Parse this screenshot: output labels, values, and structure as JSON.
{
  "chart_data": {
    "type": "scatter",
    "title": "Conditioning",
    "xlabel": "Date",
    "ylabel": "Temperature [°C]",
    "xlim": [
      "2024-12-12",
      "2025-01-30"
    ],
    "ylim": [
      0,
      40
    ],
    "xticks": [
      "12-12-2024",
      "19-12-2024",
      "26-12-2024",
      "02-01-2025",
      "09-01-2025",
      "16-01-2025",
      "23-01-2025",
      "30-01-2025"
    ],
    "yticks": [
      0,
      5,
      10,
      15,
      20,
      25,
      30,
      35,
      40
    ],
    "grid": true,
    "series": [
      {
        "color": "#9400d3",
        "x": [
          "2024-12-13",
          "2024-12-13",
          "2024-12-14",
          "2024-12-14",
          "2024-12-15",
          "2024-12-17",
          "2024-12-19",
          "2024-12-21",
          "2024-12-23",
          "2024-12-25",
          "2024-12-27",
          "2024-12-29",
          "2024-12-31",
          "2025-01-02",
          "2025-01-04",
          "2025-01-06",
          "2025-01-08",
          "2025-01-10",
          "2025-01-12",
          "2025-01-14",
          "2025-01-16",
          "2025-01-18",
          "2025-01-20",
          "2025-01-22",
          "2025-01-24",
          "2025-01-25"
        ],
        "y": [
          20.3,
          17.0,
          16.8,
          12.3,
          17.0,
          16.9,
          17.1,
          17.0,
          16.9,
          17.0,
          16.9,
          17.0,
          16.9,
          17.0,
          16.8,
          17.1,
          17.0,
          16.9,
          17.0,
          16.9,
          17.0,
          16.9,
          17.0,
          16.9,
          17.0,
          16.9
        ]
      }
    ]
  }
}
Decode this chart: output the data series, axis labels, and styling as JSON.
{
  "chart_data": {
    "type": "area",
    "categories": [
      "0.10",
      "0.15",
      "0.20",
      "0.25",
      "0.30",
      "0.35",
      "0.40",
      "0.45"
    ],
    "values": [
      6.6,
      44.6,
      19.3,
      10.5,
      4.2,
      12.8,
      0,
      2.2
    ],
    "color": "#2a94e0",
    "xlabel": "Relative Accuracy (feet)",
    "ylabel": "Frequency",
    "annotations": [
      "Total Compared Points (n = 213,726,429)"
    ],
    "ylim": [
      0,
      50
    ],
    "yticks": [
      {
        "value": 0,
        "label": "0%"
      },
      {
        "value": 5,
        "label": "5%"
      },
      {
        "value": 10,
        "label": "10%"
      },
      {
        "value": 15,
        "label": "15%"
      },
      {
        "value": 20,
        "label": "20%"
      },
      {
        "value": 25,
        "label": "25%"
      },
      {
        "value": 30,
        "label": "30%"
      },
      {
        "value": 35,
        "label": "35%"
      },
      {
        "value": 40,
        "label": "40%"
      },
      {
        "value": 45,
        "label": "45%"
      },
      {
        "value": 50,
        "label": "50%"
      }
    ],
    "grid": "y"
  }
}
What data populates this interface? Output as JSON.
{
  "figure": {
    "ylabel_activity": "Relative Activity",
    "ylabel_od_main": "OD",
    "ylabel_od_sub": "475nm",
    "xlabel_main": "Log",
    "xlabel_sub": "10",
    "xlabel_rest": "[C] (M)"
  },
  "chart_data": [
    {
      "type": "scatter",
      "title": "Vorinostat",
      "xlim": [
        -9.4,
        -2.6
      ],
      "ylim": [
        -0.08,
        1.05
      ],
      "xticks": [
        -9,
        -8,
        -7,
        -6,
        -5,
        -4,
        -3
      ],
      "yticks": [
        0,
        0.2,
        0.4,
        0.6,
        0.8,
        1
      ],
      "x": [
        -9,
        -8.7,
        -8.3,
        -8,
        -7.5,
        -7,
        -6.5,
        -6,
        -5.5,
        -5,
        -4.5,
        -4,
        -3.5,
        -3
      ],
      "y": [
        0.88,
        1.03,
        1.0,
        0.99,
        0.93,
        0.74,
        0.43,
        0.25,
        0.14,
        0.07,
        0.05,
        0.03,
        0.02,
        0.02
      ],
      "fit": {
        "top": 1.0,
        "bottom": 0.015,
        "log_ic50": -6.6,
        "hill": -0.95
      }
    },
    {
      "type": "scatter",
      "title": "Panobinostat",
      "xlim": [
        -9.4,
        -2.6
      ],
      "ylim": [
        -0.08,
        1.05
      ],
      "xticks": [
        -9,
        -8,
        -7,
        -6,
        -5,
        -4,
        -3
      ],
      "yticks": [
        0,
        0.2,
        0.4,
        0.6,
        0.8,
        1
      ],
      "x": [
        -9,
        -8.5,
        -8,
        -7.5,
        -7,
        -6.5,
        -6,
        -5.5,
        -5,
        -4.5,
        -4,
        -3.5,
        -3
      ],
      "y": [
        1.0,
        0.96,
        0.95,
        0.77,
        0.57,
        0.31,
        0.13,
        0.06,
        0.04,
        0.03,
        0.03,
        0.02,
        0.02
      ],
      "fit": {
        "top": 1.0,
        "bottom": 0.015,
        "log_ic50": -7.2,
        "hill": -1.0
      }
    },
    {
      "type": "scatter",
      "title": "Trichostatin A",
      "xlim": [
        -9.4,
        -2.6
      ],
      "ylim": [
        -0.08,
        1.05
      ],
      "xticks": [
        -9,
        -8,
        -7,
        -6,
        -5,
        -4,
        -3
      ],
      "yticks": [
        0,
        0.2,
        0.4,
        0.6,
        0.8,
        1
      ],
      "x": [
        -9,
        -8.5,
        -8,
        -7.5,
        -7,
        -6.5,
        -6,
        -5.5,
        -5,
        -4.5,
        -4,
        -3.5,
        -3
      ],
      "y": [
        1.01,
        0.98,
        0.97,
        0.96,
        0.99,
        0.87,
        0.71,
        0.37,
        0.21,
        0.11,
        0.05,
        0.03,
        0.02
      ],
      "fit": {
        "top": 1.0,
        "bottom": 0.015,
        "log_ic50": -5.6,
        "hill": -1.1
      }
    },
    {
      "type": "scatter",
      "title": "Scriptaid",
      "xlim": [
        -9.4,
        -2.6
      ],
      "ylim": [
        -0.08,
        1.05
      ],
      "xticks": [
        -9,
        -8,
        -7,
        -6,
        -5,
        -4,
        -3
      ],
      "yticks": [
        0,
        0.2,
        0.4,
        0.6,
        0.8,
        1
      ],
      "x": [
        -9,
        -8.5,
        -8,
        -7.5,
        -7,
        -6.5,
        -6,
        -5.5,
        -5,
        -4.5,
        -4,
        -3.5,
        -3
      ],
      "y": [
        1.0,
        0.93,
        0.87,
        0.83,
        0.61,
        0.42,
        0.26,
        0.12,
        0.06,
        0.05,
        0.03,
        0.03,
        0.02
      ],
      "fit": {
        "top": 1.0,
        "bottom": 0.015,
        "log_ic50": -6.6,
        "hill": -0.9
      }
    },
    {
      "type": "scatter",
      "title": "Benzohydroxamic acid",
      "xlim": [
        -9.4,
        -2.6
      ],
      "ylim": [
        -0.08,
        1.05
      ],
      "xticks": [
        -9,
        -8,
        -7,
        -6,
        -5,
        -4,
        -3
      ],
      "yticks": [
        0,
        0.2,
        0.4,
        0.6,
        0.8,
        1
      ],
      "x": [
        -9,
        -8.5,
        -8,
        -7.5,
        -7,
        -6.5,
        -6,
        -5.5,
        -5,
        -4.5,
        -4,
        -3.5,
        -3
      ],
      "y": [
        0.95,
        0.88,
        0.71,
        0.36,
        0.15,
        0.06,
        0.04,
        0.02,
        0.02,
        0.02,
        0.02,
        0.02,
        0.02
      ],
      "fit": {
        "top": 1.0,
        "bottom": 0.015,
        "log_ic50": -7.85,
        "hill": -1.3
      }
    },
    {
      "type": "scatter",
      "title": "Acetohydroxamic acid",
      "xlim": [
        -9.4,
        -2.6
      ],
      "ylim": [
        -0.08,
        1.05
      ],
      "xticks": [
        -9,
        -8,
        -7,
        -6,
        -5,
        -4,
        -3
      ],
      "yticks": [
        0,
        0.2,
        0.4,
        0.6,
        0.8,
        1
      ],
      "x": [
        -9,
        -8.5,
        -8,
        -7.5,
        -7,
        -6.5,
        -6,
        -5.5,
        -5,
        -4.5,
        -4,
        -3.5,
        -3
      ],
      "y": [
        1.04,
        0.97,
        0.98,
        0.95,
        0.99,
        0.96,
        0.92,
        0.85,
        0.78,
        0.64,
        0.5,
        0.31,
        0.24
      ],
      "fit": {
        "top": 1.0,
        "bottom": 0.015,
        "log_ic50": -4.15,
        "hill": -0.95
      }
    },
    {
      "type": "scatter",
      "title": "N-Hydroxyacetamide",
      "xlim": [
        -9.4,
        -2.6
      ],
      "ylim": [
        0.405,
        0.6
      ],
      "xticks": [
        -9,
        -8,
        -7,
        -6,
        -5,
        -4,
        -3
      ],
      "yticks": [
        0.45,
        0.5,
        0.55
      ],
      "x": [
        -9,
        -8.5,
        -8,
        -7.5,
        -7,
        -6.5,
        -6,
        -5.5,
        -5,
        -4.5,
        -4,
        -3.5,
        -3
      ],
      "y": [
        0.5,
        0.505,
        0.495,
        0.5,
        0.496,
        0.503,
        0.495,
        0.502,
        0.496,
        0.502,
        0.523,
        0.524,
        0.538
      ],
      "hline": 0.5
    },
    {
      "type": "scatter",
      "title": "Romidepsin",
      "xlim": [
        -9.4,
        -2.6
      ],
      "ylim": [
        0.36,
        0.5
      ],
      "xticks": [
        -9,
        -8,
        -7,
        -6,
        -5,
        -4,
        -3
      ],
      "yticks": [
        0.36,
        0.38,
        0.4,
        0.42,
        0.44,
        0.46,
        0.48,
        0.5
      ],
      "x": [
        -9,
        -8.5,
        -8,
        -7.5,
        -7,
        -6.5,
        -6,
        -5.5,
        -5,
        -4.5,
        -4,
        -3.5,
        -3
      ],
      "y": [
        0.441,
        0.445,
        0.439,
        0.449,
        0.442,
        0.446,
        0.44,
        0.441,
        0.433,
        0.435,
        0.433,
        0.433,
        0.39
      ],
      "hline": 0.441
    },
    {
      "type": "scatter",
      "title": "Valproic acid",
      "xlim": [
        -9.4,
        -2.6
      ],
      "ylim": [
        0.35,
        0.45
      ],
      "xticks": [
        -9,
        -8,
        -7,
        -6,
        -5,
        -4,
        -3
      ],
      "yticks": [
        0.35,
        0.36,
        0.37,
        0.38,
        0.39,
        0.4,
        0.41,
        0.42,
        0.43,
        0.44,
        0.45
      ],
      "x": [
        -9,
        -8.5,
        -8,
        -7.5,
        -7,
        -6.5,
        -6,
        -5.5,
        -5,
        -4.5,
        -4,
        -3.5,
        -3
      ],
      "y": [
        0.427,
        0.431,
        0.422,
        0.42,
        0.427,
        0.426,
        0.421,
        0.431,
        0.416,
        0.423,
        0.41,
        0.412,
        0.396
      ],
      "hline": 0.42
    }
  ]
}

• • •

* _PROBLEM STATEMENT_: Only a number is wanted: how many lines above include "values"?

* _RESPONSE_: 2